An diesem Wintertag machten meine Gattin und ich einen Abendspaziergang am Tiergarten unserer Stadt vorbei. Wir sahen, wie Hunderte Autos den verschneiten Parkplatz verließen. Nur ein kleiner blauer Renault steckte in einem Schneeloch fest und fräste festgefahren in verzweifeltem Falsett sein Reifenprofil ab. Nach etlichen vergeblichen Anläufen versuchte seine ältere Fahrerin mit bloßen Händen, das Rad auszugraben. Links und rechts strömten die Zoobesucher an ihr vorbei.
Manche ignorierten sie pointiert, andere schauten mitleidig auf sie herab, etliche gaben gute Ratschläge (»Fußmatte drunterlegen!«), einige Jugendliche kühlten ihr Mütchen mit Sprüchen wie »Na, Omi, noch ’ne Runde Fitness?«. Es müssen Hunderte Besucher an ihr vorbeigelaufen sein und meine Frau und ich waren bereits auf dem Weg zu ihr, als ein junger Mann aus der vorbeiströmenden Menge trat. Er bat die Frau, hinter dem Steuer Platz zu nehmen, das Beifahrerfenster herunterzulassen und im zweiten Gang sacht anzufahren. Er stemmte seine linke Schulter gegen den Rahmen des Fensters, hob das kleine Auto aus der Federung und lupfte es aus dem Loch. Der Motor heulte, das rechte Rad bekam Grip, der Wagen schoss pfeilartig aus dem Loch und die Fahrerin schlingerte mit quietschenden Pneus über den Platz. Der junge Mann drehte sich um, ließ seinen Blick über die ignorante Menschenmenge schweifen und als sein strahlender Blick den meinen traf, spürte ich nicht nur die geballte Ladung seiner Verachtung für die hirnlose Menge, sondern buchstäblich den Blitz der Erkenntnis einschlagen: Heureka!

_____

Ihre Aufgabe –
Wie reagieren laut Auszug die Zoobesucher, die an der Fahrerin vorbeigehen? Nennen Sie alle Reaktionen. Halten Sie sich dabei allein an den Auszug.

Datenzeilen –
_____

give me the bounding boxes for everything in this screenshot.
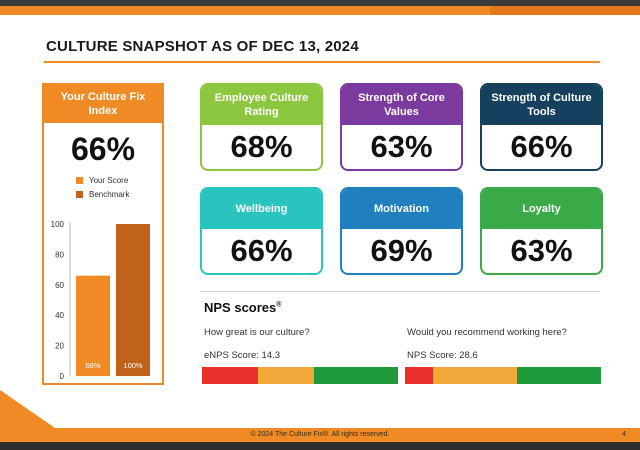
bar-benchmark bbox=[116, 224, 150, 376]
y-tick-label: 40 bbox=[55, 311, 64, 320]
y-tick-label: 80 bbox=[55, 250, 64, 259]
bar-data-label: 100% bbox=[123, 361, 143, 370]
page-title: CULTURE SNAPSHOT AS OF DEC 13, 2024 bbox=[46, 38, 359, 55]
card-title: Wellbeing bbox=[202, 189, 321, 229]
enps-bar-yellow bbox=[258, 367, 314, 384]
footer-strip bbox=[0, 442, 640, 450]
bar-your-score bbox=[76, 275, 110, 376]
enps-score: eNPS Score: 14.3 bbox=[204, 350, 281, 361]
card-strength-culture-tools: Strength of Culture Tools 66% bbox=[480, 83, 603, 171]
index-bar-chart: 0 20 40 60 80 100 66% 100% bbox=[51, 220, 150, 381]
chart-legend: Your Score Benchmark bbox=[76, 173, 129, 201]
nps-divider bbox=[200, 291, 600, 292]
card-motivation: Motivation 69% bbox=[340, 187, 463, 275]
nps-title-text: NPS scores bbox=[204, 300, 277, 315]
nps-bar-yellow bbox=[433, 367, 517, 384]
legend-item-your-score: Your Score bbox=[76, 173, 129, 187]
nps-title-mark: ® bbox=[276, 301, 282, 309]
title-underline bbox=[44, 61, 600, 63]
nps-question: Would you recommend working here? bbox=[407, 327, 567, 338]
card-wellbeing: Wellbeing 66% bbox=[200, 187, 323, 275]
card-value: 68% bbox=[230, 129, 293, 164]
legend-swatch-your-score bbox=[76, 176, 83, 184]
card-value: 63% bbox=[370, 129, 433, 164]
top-accent bbox=[490, 6, 640, 15]
index-panel-title: Your Culture Fix Index bbox=[44, 85, 162, 123]
nps-bar-green bbox=[517, 367, 601, 384]
y-tick-label: 0 bbox=[60, 372, 65, 381]
card-loyalty: Loyalty 63% bbox=[480, 187, 603, 275]
card-strength-core-values: Strength of Core Values 63% bbox=[340, 83, 463, 171]
nps-bar-red bbox=[405, 367, 433, 384]
card-title: Employee Culture Rating bbox=[202, 85, 321, 125]
card-title: Motivation bbox=[342, 189, 461, 229]
card-employee-culture-rating: Employee Culture Rating 68% bbox=[200, 83, 323, 171]
enps-bar-red bbox=[202, 367, 258, 384]
bar-data-label: 66% bbox=[85, 361, 100, 370]
enps-scale-bar bbox=[202, 367, 398, 384]
page-number: 4 bbox=[622, 431, 626, 438]
top-bar-orange bbox=[0, 6, 640, 15]
legend-swatch-benchmark bbox=[76, 190, 83, 198]
y-tick-label: 100 bbox=[51, 220, 65, 229]
card-title: Strength of Core Values bbox=[342, 85, 461, 125]
card-title: Strength of Culture Tools bbox=[482, 85, 601, 125]
legend-item-benchmark: Benchmark bbox=[76, 187, 129, 201]
card-value: 66% bbox=[230, 233, 293, 268]
legend-label-your-score: Your Score bbox=[89, 175, 129, 185]
corner-accent bbox=[0, 390, 55, 428]
card-value: 69% bbox=[370, 233, 433, 268]
footer-copyright: © 2024 The Culture Fix®. All rights rese… bbox=[250, 431, 390, 438]
y-tick-label: 20 bbox=[55, 342, 64, 351]
top-bar-dark bbox=[0, 0, 640, 6]
footer-bar bbox=[0, 428, 640, 442]
nps-title: NPS scores® bbox=[204, 300, 281, 315]
enps-bar-green bbox=[314, 367, 398, 384]
nps-score: NPS Score: 28.6 bbox=[407, 350, 478, 361]
card-value: 66% bbox=[510, 129, 573, 164]
enps-question: How great is our culture? bbox=[204, 327, 310, 338]
card-value: 63% bbox=[510, 233, 573, 268]
legend-label-benchmark: Benchmark bbox=[89, 189, 130, 199]
nps-scale-bar bbox=[405, 367, 601, 384]
index-value: 66% bbox=[70, 131, 136, 167]
card-title: Loyalty bbox=[482, 189, 601, 229]
y-tick-label: 60 bbox=[55, 281, 64, 290]
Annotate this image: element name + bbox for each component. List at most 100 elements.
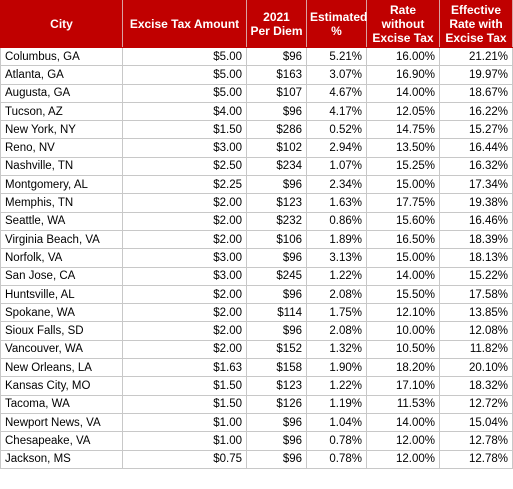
cell-city: Seattle, WA (0, 211, 123, 231)
cell-per-diem: $234 (246, 156, 307, 177)
cell-excise-tax: $5.00 (122, 46, 247, 67)
cell-effective-rate: 19.97% (439, 65, 513, 85)
cell-estimated: 3.13% (306, 248, 367, 268)
cell-effective-rate: 18.32% (439, 376, 513, 396)
cell-per-diem: $158 (246, 358, 307, 378)
cell-excise-tax: $2.00 (122, 211, 247, 231)
cell-per-diem: $102 (246, 138, 307, 158)
cell-city: Augusta, GA (0, 83, 123, 103)
cell-estimated: 1.75% (306, 303, 367, 323)
cell-estimated: 2.08% (306, 284, 367, 305)
cell-estimated: 1.32% (306, 339, 367, 360)
cell-per-diem: $114 (246, 303, 307, 323)
cell-city: Tacoma, WA (0, 394, 123, 414)
cell-excise-tax: $2.25 (122, 175, 247, 195)
cell-effective-rate: 13.85% (439, 303, 513, 323)
cell-effective-rate: 16.46% (439, 211, 513, 231)
cell-city: Atlanta, GA (0, 65, 123, 85)
cell-rate-without: 15.25% (366, 156, 440, 177)
cell-per-diem: $96 (246, 449, 307, 469)
cell-city: San Jose, CA (0, 266, 123, 286)
header-effective-rate: Effective Rate with Excise Tax (439, 0, 513, 48)
cell-per-diem: $96 (246, 321, 307, 341)
cell-estimated: 1.22% (306, 376, 367, 396)
table-row: Tucson, AZ $4.00 $96 4.17% 12.05% 16.22% (0, 101, 513, 122)
cell-excise-tax: $3.00 (122, 248, 247, 268)
cell-rate-without: 14.00% (366, 266, 440, 286)
cell-per-diem: $245 (246, 266, 307, 286)
cell-effective-rate: 17.58% (439, 284, 513, 305)
cell-excise-tax: $2.00 (122, 193, 247, 213)
table-row: Atlanta, GA $5.00 $163 3.07% 16.90% 19.97% (0, 65, 513, 85)
header-estimated-pct: Estimated % (306, 0, 367, 48)
table-body: Columbus, GA $5.00 $96 5.21% 16.00% 21.21% Atl… (0, 46, 513, 469)
cell-city: Reno, NV (0, 138, 123, 158)
cell-effective-rate: 12.08% (439, 321, 513, 341)
table-row: San Jose, CA $3.00 $245 1.22% 14.00% 15.22% (0, 266, 513, 286)
cell-rate-without: 12.10% (366, 303, 440, 323)
cell-effective-rate: 17.34% (439, 175, 513, 195)
cell-effective-rate: 15.22% (439, 266, 513, 286)
cell-excise-tax: $3.00 (122, 138, 247, 158)
cell-excise-tax: $1.00 (122, 431, 247, 451)
cell-city: Tucson, AZ (0, 101, 123, 122)
cell-rate-without: 12.05% (366, 101, 440, 122)
cell-estimated: 2.08% (306, 321, 367, 341)
table-row: Kansas City, MO $1.50 $123 1.22% 17.10% 18.32… (0, 376, 513, 396)
header-excise-tax-amount: Excise Tax Amount (122, 0, 247, 48)
header-per-diem: 2021 Per Diem (246, 0, 307, 48)
cell-city: Newport News, VA (0, 412, 123, 433)
table-row: Newport News, VA $1.00 $96 1.04% 14.00% 15.04… (0, 412, 513, 433)
cell-city: Memphis, TN (0, 193, 123, 213)
cell-effective-rate: 12.72% (439, 394, 513, 414)
table-header: City Excise Tax Amount 2021 Per Diem Est… (0, 0, 513, 48)
cell-per-diem: $126 (246, 394, 307, 414)
table-row: New York, NY $1.50 $286 0.52% 14.75% 15.27% (0, 120, 513, 140)
cell-excise-tax: $1.00 (122, 412, 247, 433)
cell-effective-rate: 15.27% (439, 120, 513, 140)
cell-rate-without: 16.50% (366, 229, 440, 250)
cell-rate-without: 15.60% (366, 211, 440, 231)
cell-effective-rate: 12.78% (439, 449, 513, 469)
cell-effective-rate: 18.13% (439, 248, 513, 268)
cell-per-diem: $232 (246, 211, 307, 231)
header-row: City Excise Tax Amount 2021 Per Diem Est… (0, 0, 513, 48)
cell-estimated: 1.19% (306, 394, 367, 414)
cell-excise-tax: $5.00 (122, 65, 247, 85)
cell-excise-tax: $5.00 (122, 83, 247, 103)
cell-rate-without: 14.00% (366, 83, 440, 103)
cell-estimated: 1.89% (306, 229, 367, 250)
header-rate-without: Rate without Excise Tax (366, 0, 440, 48)
cell-per-diem: $96 (246, 431, 307, 451)
cell-excise-tax: $1.50 (122, 394, 247, 414)
cell-per-diem: $96 (246, 175, 307, 195)
cell-per-diem: $123 (246, 376, 307, 396)
cell-rate-without: 15.00% (366, 175, 440, 195)
table-row: Memphis, TN $2.00 $123 1.63% 17.75% 19.38% (0, 193, 513, 213)
cell-effective-rate: 16.44% (439, 138, 513, 158)
table-row: Tacoma, WA $1.50 $126 1.19% 11.53% 12.72% (0, 394, 513, 414)
cell-per-diem: $123 (246, 193, 307, 213)
cell-city: Chesapeake, VA (0, 431, 123, 451)
cell-rate-without: 13.50% (366, 138, 440, 158)
cell-city: New York, NY (0, 120, 123, 140)
cell-estimated: 2.34% (306, 175, 367, 195)
cell-city: Jackson, MS (0, 449, 123, 469)
cell-rate-without: 11.53% (366, 394, 440, 414)
cell-excise-tax: $2.00 (122, 229, 247, 250)
table-row: Sioux Falls, SD $2.00 $96 2.08% 10.00% 12.08% (0, 321, 513, 341)
cell-rate-without: 16.00% (366, 46, 440, 67)
cell-city: Columbus, GA (0, 46, 123, 67)
cell-city: Sioux Falls, SD (0, 321, 123, 341)
cell-city: Vancouver, WA (0, 339, 123, 360)
cell-estimated: 5.21% (306, 46, 367, 67)
cell-effective-rate: 19.38% (439, 193, 513, 213)
table-row: Montgomery, AL $2.25 $96 2.34% 15.00% 17.34% (0, 175, 513, 195)
cell-effective-rate: 12.78% (439, 431, 513, 451)
table-row: Jackson, MS $0.75 $96 0.78% 12.00% 12.78% (0, 449, 513, 469)
cell-city: Kansas City, MO (0, 376, 123, 396)
cell-excise-tax: $1.50 (122, 120, 247, 140)
cell-estimated: 1.22% (306, 266, 367, 286)
cell-city: Huntsville, AL (0, 284, 123, 305)
cell-estimated: 3.07% (306, 65, 367, 85)
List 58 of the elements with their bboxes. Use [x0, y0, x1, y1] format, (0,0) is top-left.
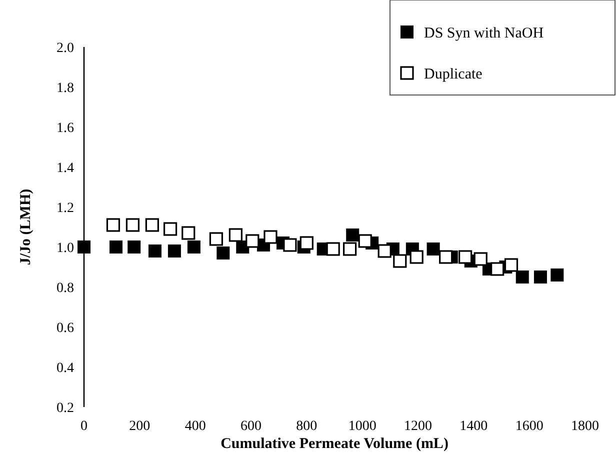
- y-axis-title: J/Jo (LMH): [18, 188, 34, 266]
- x-tick-label: 800: [296, 419, 318, 434]
- point: [358, 234, 372, 248]
- point: [216, 246, 230, 260]
- point: [474, 252, 488, 266]
- x-tick-label: 200: [129, 419, 150, 434]
- point: [534, 270, 547, 284]
- legend-label: Duplicate: [424, 66, 483, 82]
- point: [106, 218, 120, 232]
- y-tick-label: 0.6: [56, 320, 74, 336]
- point: [126, 218, 140, 232]
- point: [78, 240, 90, 254]
- y-tick-label: 1.2: [56, 200, 74, 216]
- point: [346, 228, 360, 242]
- point: [393, 254, 407, 268]
- x-tick-label: 1000: [348, 419, 376, 434]
- point: [439, 250, 453, 264]
- y-tick-label: 1.4: [56, 160, 74, 176]
- point: [458, 250, 472, 264]
- x-tick-label: 1200: [404, 419, 432, 434]
- legend-label: DS Syn with NaOH: [424, 25, 544, 42]
- y-tick-label: 0.8: [56, 280, 74, 296]
- y-tick-label: 1.8: [56, 80, 74, 96]
- point: [168, 244, 181, 258]
- point: [228, 228, 242, 242]
- point: [148, 244, 162, 258]
- point: [209, 232, 224, 246]
- point: [326, 242, 340, 256]
- y-tick-label: 1.6: [56, 120, 74, 136]
- point: [110, 240, 123, 254]
- y-tick-label: 0.4: [56, 360, 74, 376]
- x-tick-label: 0: [80, 419, 88, 434]
- x-axis-title: Cumulative Permeate Volume (mL): [220, 436, 448, 452]
- x-tick-label: 1400: [460, 419, 488, 434]
- point: [163, 222, 178, 236]
- y-tick-label: 1.0: [56, 240, 74, 256]
- point: [283, 238, 297, 252]
- point: [516, 270, 529, 284]
- point: [182, 226, 196, 240]
- x-tick-label: 400: [184, 419, 206, 434]
- x-tick-label: 600: [240, 419, 262, 434]
- x-tick-label: 1800: [571, 419, 599, 434]
- point: [343, 242, 357, 256]
- x-tick-label: 1600: [515, 419, 544, 434]
- point: [128, 240, 141, 254]
- point: [426, 242, 440, 256]
- point: [246, 234, 260, 248]
- y-tick-label: 2.0: [56, 40, 74, 56]
- point: [410, 250, 424, 264]
- point: [300, 236, 314, 250]
- y-tick-label: 0.2: [56, 400, 74, 416]
- point: [264, 230, 278, 244]
- point: [550, 268, 564, 282]
- point: [145, 218, 159, 232]
- point: [504, 258, 518, 272]
- point: [378, 244, 392, 258]
- point: [187, 240, 200, 254]
- point: [490, 262, 504, 276]
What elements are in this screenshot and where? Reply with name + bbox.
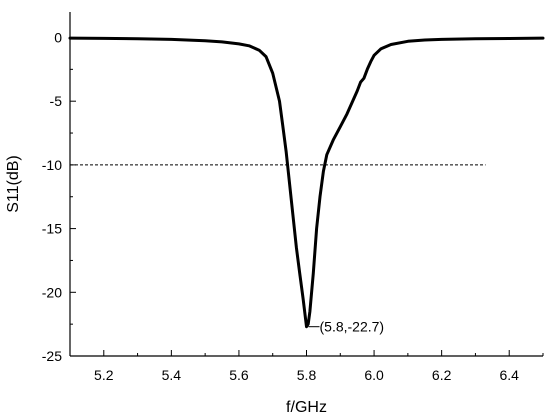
annotation-min-point: (5.8,-22.7) — [320, 319, 385, 335]
x-tick-label: 6.2 — [432, 367, 452, 383]
s11-curve-series — [68, 36, 545, 329]
x-axis-title: f/GHz — [286, 399, 327, 416]
plot-area — [68, 36, 545, 329]
y-tick-label: -25 — [42, 348, 62, 364]
x-ticks: 5.2 5.4 5.6 5.8 6.0 6.2 6.4 — [69, 350, 544, 383]
y-tick-label: -15 — [42, 221, 62, 237]
x-tick-label: 5.4 — [162, 367, 182, 383]
y-tick-label: -5 — [50, 93, 63, 109]
x-tick-label: 5.6 — [229, 367, 249, 383]
y-tick-label: -20 — [42, 284, 62, 300]
y-tick-label: -10 — [42, 157, 62, 173]
x-tick-label: 6.4 — [499, 367, 519, 383]
y-ticks: 0 -5 -10 -15 -20 -25 — [42, 29, 76, 364]
x-tick-label: 6.0 — [364, 367, 384, 383]
x-tick-label: 5.8 — [297, 367, 317, 383]
x-tick-label: 5.2 — [94, 367, 114, 383]
y-axis-title: S11(dB) — [5, 155, 22, 213]
y-tick-label: 0 — [54, 29, 62, 45]
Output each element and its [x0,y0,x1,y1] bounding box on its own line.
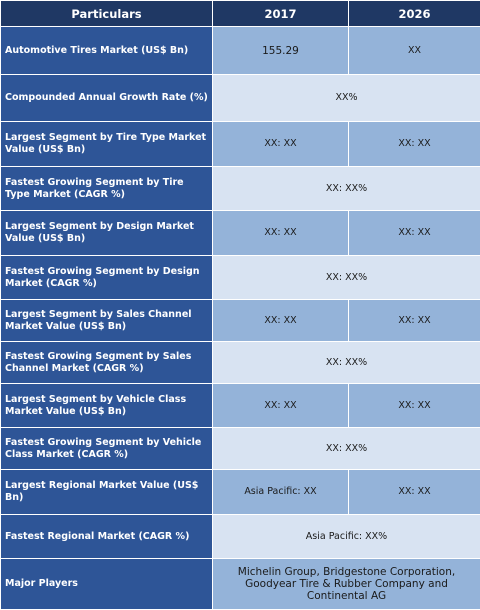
row-label: Largest Segment by Vehicle Class Market … [1,384,213,428]
major-players-value: Michelin Group, Bridgestone Corporation,… [213,559,480,610]
table-row: Largest Segment by Sales Channel Market … [1,300,480,342]
value-2026: XX: XX [349,211,480,256]
value-2017: 155.29 [213,27,349,75]
table-row: Fastest Growing Segment by Design Market… [1,256,480,300]
table-row: Automotive Tires Market (US$ Bn) 155.29 … [1,27,480,75]
value-2026: XX: XX [349,470,480,515]
value-2026: XX [349,27,480,75]
table-row: Largest Segment by Vehicle Class Market … [1,384,480,428]
row-label: Fastest Regional Market (CAGR %) [1,515,213,559]
table-row: Compounded Annual Growth Rate (%) XX% [1,75,480,122]
row-label: Compounded Annual Growth Rate (%) [1,75,213,122]
value-2017: XX: XX [213,122,349,167]
value-2026: XX: XX [349,384,480,428]
table-row: Largest Segment by Design Market Value (… [1,211,480,256]
value-merged: XX: XX% [213,342,480,384]
value-2026: XX: XX [349,122,480,167]
header-year-2026: 2026 [349,1,480,27]
table-row: Largest Regional Market Value (US$ Bn) A… [1,470,480,515]
value-2017: XX: XX [213,300,349,342]
value-merged: XX: XX% [213,428,480,470]
value-merged: Asia Pacific: XX% [213,515,480,559]
row-label: Major Players [1,559,213,610]
table-row: Fastest Regional Market (CAGR %) Asia Pa… [1,515,480,559]
value-2026: XX: XX [349,300,480,342]
value-merged: XX% [213,75,480,122]
row-label: Fastest Growing Segment by Design Market… [1,256,213,300]
value-merged: XX: XX% [213,167,480,211]
table-row: Fastest Growing Segment by Tire Type Mar… [1,167,480,211]
value-2017: Asia Pacific: XX [213,470,349,515]
value-merged: XX: XX% [213,256,480,300]
row-label: Automotive Tires Market (US$ Bn) [1,27,213,75]
row-label: Largest Segment by Design Market Value (… [1,211,213,256]
header-particulars: Particulars [1,1,213,27]
header-row: Particulars 2017 2026 [1,1,480,27]
table-row: Fastest Growing Segment by Sales Channel… [1,342,480,384]
row-label: Fastest Growing Segment by Vehicle Class… [1,428,213,470]
table-row: Major Players Michelin Group, Bridgeston… [1,559,480,610]
table-row: Largest Segment by Tire Type Market Valu… [1,122,480,167]
row-label: Fastest Growing Segment by Tire Type Mar… [1,167,213,211]
row-label: Largest Segment by Tire Type Market Valu… [1,122,213,167]
row-label: Largest Regional Market Value (US$ Bn) [1,470,213,515]
row-label: Fastest Growing Segment by Sales Channel… [1,342,213,384]
table-row: Fastest Growing Segment by Vehicle Class… [1,428,480,470]
row-label: Largest Segment by Sales Channel Market … [1,300,213,342]
value-2017: XX: XX [213,384,349,428]
value-2017: XX: XX [213,211,349,256]
header-year-2017: 2017 [213,1,349,27]
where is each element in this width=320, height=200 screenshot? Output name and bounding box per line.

_____

Ergebnis –
- Manche ignorierten sie pointiert.
- Andere schauten mitleidig auf sie herab.
- Etliche gaben gute Ratschläge (»Fußmatte drunterlegen!«).
- Einige Jugendliche kühlten ihr Mütchen mit Sprüchen wie »Na, Omi, noch ’ne Runde Fitness?«.